If a line appears in the data below, it must appear in your answer exactly as given.
= Beginning of Section =
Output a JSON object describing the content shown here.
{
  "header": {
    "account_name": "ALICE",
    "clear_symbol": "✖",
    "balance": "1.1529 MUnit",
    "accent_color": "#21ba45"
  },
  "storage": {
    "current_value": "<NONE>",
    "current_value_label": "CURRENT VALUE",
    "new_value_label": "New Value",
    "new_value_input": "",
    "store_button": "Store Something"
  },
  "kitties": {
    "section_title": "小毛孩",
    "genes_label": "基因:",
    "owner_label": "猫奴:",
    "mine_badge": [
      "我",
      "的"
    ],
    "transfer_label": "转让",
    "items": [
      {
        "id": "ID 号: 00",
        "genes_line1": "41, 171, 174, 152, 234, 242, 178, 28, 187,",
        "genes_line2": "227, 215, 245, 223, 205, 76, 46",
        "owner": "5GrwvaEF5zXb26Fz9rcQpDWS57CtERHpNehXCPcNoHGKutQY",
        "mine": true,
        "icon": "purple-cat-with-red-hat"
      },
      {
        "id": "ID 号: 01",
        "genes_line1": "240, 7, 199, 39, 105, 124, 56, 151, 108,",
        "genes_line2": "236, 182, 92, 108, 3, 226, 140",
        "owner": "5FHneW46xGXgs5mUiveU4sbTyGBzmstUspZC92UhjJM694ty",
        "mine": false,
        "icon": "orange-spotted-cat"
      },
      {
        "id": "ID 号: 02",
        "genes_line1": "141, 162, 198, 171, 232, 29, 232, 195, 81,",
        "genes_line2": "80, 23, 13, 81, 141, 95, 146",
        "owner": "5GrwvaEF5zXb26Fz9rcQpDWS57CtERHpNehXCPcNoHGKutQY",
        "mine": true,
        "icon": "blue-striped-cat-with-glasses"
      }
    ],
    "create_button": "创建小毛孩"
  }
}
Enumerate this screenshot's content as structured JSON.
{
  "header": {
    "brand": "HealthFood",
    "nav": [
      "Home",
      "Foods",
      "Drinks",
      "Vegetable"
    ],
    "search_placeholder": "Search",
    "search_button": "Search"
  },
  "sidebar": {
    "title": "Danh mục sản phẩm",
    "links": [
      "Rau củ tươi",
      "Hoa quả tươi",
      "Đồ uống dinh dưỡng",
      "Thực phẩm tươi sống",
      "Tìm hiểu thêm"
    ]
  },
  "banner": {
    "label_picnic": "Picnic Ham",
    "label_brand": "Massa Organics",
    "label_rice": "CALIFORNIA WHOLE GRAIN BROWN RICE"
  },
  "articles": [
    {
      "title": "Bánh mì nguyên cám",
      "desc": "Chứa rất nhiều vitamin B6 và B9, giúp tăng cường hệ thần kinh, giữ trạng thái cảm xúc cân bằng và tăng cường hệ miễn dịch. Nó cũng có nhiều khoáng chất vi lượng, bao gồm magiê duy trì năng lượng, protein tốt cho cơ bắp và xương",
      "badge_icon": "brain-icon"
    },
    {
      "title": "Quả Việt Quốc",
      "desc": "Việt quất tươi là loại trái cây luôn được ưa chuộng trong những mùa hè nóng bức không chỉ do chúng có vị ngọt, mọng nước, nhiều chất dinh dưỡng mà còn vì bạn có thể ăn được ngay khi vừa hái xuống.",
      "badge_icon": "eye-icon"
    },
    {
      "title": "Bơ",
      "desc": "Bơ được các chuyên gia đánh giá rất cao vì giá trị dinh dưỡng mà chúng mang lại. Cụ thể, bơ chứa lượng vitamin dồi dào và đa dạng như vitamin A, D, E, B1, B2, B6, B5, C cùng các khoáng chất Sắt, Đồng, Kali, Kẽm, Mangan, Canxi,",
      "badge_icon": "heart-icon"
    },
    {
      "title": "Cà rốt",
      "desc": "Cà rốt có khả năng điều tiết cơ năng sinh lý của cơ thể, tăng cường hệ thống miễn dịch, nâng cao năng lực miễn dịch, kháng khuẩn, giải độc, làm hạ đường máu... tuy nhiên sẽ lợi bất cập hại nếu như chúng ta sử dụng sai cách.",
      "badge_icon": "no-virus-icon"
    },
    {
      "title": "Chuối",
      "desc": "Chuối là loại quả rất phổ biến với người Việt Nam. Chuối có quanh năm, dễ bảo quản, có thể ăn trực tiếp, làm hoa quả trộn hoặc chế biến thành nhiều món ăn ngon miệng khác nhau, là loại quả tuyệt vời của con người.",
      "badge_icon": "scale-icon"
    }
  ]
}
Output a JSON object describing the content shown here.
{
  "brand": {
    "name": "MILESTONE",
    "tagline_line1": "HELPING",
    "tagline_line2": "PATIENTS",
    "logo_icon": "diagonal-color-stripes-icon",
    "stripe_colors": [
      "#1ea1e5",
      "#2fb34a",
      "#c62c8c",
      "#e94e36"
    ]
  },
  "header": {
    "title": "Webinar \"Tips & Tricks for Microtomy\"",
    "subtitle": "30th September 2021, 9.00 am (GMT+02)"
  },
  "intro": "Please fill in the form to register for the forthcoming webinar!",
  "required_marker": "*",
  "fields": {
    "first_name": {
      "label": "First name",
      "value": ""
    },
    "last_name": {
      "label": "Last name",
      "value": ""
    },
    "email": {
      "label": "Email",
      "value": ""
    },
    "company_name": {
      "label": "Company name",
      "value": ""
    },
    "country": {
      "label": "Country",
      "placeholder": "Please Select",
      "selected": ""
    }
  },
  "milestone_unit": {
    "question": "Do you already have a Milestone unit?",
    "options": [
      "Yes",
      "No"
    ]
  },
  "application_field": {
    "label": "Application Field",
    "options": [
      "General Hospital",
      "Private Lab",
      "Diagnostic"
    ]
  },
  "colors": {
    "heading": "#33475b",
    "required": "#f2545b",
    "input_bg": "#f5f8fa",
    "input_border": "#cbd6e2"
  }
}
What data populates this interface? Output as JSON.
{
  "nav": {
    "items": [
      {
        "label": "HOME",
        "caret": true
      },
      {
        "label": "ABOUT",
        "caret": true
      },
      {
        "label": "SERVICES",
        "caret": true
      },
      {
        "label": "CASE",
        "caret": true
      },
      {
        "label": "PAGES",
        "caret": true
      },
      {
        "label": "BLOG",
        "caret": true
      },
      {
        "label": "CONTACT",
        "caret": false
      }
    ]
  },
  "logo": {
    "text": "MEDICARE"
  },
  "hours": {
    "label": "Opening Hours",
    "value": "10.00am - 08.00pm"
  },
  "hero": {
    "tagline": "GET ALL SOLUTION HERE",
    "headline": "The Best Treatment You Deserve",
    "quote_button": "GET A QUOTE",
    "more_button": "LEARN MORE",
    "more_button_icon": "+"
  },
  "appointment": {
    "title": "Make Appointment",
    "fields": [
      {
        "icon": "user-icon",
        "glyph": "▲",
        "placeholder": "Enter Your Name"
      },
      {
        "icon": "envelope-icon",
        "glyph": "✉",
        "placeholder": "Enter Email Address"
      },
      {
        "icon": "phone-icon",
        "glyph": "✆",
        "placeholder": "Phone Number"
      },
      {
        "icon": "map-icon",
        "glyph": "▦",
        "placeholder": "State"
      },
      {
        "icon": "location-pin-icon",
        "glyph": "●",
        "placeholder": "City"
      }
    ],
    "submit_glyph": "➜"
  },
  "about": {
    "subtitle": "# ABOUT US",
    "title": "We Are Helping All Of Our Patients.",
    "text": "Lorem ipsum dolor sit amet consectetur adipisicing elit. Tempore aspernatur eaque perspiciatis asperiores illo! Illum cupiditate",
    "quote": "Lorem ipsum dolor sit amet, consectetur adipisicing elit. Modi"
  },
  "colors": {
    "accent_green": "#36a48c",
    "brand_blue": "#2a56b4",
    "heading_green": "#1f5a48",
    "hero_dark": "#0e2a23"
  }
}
= End of Section =
RESULT OF THE EXERCISE:
Output a JSON object describing the content shown here.
{
  "header": {
    "account_name": "ALICE",
    "clear_symbol": "✖",
    "balance": "1.1529 MUnit",
    "accent_color": "#21ba45"
  },
  "storage": {
    "current_value": "<NONE>",
    "current_value_label": "CURRENT VALUE",
    "new_value_label": "New Value",
    "new_value_input": "",
    "store_button": "Store Something"
  },
  "kitties": {
    "section_title": "小毛孩",
    "genes_label": "基因:",
    "owner_label": "猫奴:",
    "mine_badge": [
      "我",
      "的"
    ],
    "transfer_label": "转让",
    "items": [
      {
        "id": "ID 号: 00",
        "genes_line1": "41, 171, 174, 152, 234, 242, 178, 28, 187,",
        "genes_line2": "227, 215, 245, 223, 205, 76, 46",
        "owner": "5GrwvaEF5zXb26Fz9rcQpDWS57CtERHpNehXCPcNoHGKutQY",
        "mine": true,
        "icon": "purple-cat-with-red-hat"
      },
      {
        "id": "ID 号: 01",
        "genes_line1": "240, 7, 199, 39, 105, 124, 56, 151, 108,",
        "genes_line2": "236, 182, 92, 108, 3, 226, 140",
        "owner": "5FHneW46xGXgs5mUiveU4sbTyGBzmstUspZC92UhjJM694ty",
        "mine": false,
        "icon": "orange-spotted-cat"
      },
      {
        "id": "ID 号: 02",
        "genes_line1": "141, 162, 198, 171, 232, 29, 232, 195, 81,",
        "genes_line2": "80, 23, 13, 81, 141, 95, 146",
        "owner": "5GrwvaEF5zXb26Fz9rcQpDWS57CtERHpNehXCPcNoHGKutQY",
        "mine": true,
        "icon": "blue-striped-cat-with-glasses"
      }
    ],
    "create_button": "创建小毛孩"
  }
}
Enumerate this screenshot's content as structured JSON.
{
  "header": {
    "brand": "HealthFood",
    "nav": [
      "Home",
      "Foods",
      "Drinks",
      "Vegetable"
    ],
    "search_placeholder": "Search",
    "search_button": "Search"
  },
  "sidebar": {
    "title": "Danh mục sản phẩm",
    "links": [
      "Rau củ tươi",
      "Hoa quả tươi",
      "Đồ uống dinh dưỡng",
      "Thực phẩm tươi sống",
      "Tìm hiểu thêm"
    ]
  },
  "banner": {
    "label_picnic": "Picnic Ham",
    "label_brand": "Massa Organics",
    "label_rice": "CALIFORNIA WHOLE GRAIN BROWN RICE"
  },
  "articles": [
    {
      "title": "Bánh mì nguyên cám",
      "desc": "Chứa rất nhiều vitamin B6 và B9, giúp tăng cường hệ thần kinh, giữ trạng thái cảm xúc cân bằng và tăng cường hệ miễn dịch. Nó cũng có nhiều khoáng chất vi lượng, bao gồm magiê duy trì năng lượng, protein tốt cho cơ bắp và xương",
      "badge_icon": "brain-icon"
    },
    {
      "title": "Quả Việt Quốc",
      "desc": "Việt quất tươi là loại trái cây luôn được ưa chuộng trong những mùa hè nóng bức không chỉ do chúng có vị ngọt, mọng nước, nhiều chất dinh dưỡng mà còn vì bạn có thể ăn được ngay khi vừa hái xuống.",
      "badge_icon": "eye-icon"
    },
    {
      "title": "Bơ",
      "desc": "Bơ được các chuyên gia đánh giá rất cao vì giá trị dinh dưỡng mà chúng mang lại. Cụ thể, bơ chứa lượng vitamin dồi dào và đa dạng như vitamin A, D, E, B1, B2, B6, B5, C cùng các khoáng chất Sắt, Đồng, Kali, Kẽm, Mangan, Canxi,",
      "badge_icon": "heart-icon"
    },
    {
      "title": "Cà rốt",
      "desc": "Cà rốt có khả năng điều tiết cơ năng sinh lý của cơ thể, tăng cường hệ thống miễn dịch, nâng cao năng lực miễn dịch, kháng khuẩn, giải độc, làm hạ đường máu... tuy nhiên sẽ lợi bất cập hại nếu như chúng ta sử dụng sai cách.",
      "badge_icon": "no-virus-icon"
    },
    {
      "title": "Chuối",
      "desc": "Chuối là loại quả rất phổ biến với người Việt Nam. Chuối có quanh năm, dễ bảo quản, có thể ăn trực tiếp, làm hoa quả trộn hoặc chế biến thành nhiều món ăn ngon miệng khác nhau, là loại quả tuyệt vời của con người.",
      "badge_icon": "scale-icon"
    }
  ]
}
Output a JSON object describing the content shown here.
{
  "brand": {
    "name": "MILESTONE",
    "tagline_line1": "HELPING",
    "tagline_line2": "PATIENTS",
    "logo_icon": "diagonal-color-stripes-icon",
    "stripe_colors": [
      "#1ea1e5",
      "#2fb34a",
      "#c62c8c",
      "#e94e36"
    ]
  },
  "header": {
    "title": "Webinar \"Tips & Tricks for Microtomy\"",
    "subtitle": "30th September 2021, 9.00 am (GMT+02)"
  },
  "intro": "Please fill in the form to register for the forthcoming webinar!",
  "required_marker": "*",
  "fields": {
    "first_name": {
      "label": "First name",
      "value": ""
    },
    "last_name": {
      "label": "Last name",
      "value": ""
    },
    "email": {
      "label": "Email",
      "value": ""
    },
    "company_name": {
      "label": "Company name",
      "value": ""
    },
    "country": {
      "label": "Country",
      "placeholder": "Please Select",
      "selected": ""
    }
  },
  "milestone_unit": {
    "question": "Do you already have a Milestone unit?",
    "options": [
      "Yes",
      "No"
    ]
  },
  "application_field": {
    "label": "Application Field",
    "options": [
      "General Hospital",
      "Private Lab",
      "Diagnostic"
    ]
  },
  "colors": {
    "heading": "#33475b",
    "required": "#f2545b",
    "input_bg": "#f5f8fa",
    "input_border": "#cbd6e2"
  }
}
What data populates this interface? Output as JSON.
{
  "nav": {
    "items": [
      {
        "label": "HOME",
        "caret": true
      },
      {
        "label": "ABOUT",
        "caret": true
      },
      {
        "label": "SERVICES",
        "caret": true
      },
      {
        "label": "CASE",
        "caret": true
      },
      {
        "label": "PAGES",
        "caret": true
      },
      {
        "label": "BLOG",
        "caret": true
      },
      {
        "label": "CONTACT",
        "caret": false
      }
    ]
  },
  "logo": {
    "text": "MEDICARE"
  },
  "hours": {
    "label": "Opening Hours",
    "value": "10.00am - 08.00pm"
  },
  "hero": {
    "tagline": "GET ALL SOLUTION HERE",
    "headline": "The Best Treatment You Deserve",
    "quote_button": "GET A QUOTE",
    "more_button": "LEARN MORE",
    "more_button_icon": "+"
  },
  "appointment": {
    "title": "Make Appointment",
    "fields": [
      {
        "icon": "user-icon",
        "glyph": "▲",
        "placeholder": "Enter Your Name"
      },
      {
        "icon": "envelope-icon",
        "glyph": "✉",
        "placeholder": "Enter Email Address"
      },
      {
        "icon": "phone-icon",
        "glyph": "✆",
        "placeholder": "Phone Number"
      },
      {
        "icon": "map-icon",
        "glyph": "▦",
        "placeholder": "State"
      },
      {
        "icon": "location-pin-icon",
        "glyph": "●",
        "placeholder": "City"
      }
    ],
    "submit_glyph": "➜"
  },
  "about": {
    "subtitle": "# ABOUT US",
    "title": "We Are Helping All Of Our Patients.",
    "text": "Lorem ipsum dolor sit amet consectetur adipisicing elit. Tempore aspernatur eaque perspiciatis asperiores illo! Illum cupiditate",
    "quote": "Lorem ipsum dolor sit amet, consectetur adipisicing elit. Modi"
  },
  "colors": {
    "accent_green": "#36a48c",
    "brand_blue": "#2a56b4",
    "heading_green": "#1f5a48",
    "hero_dark": "#0e2a23"
  }
}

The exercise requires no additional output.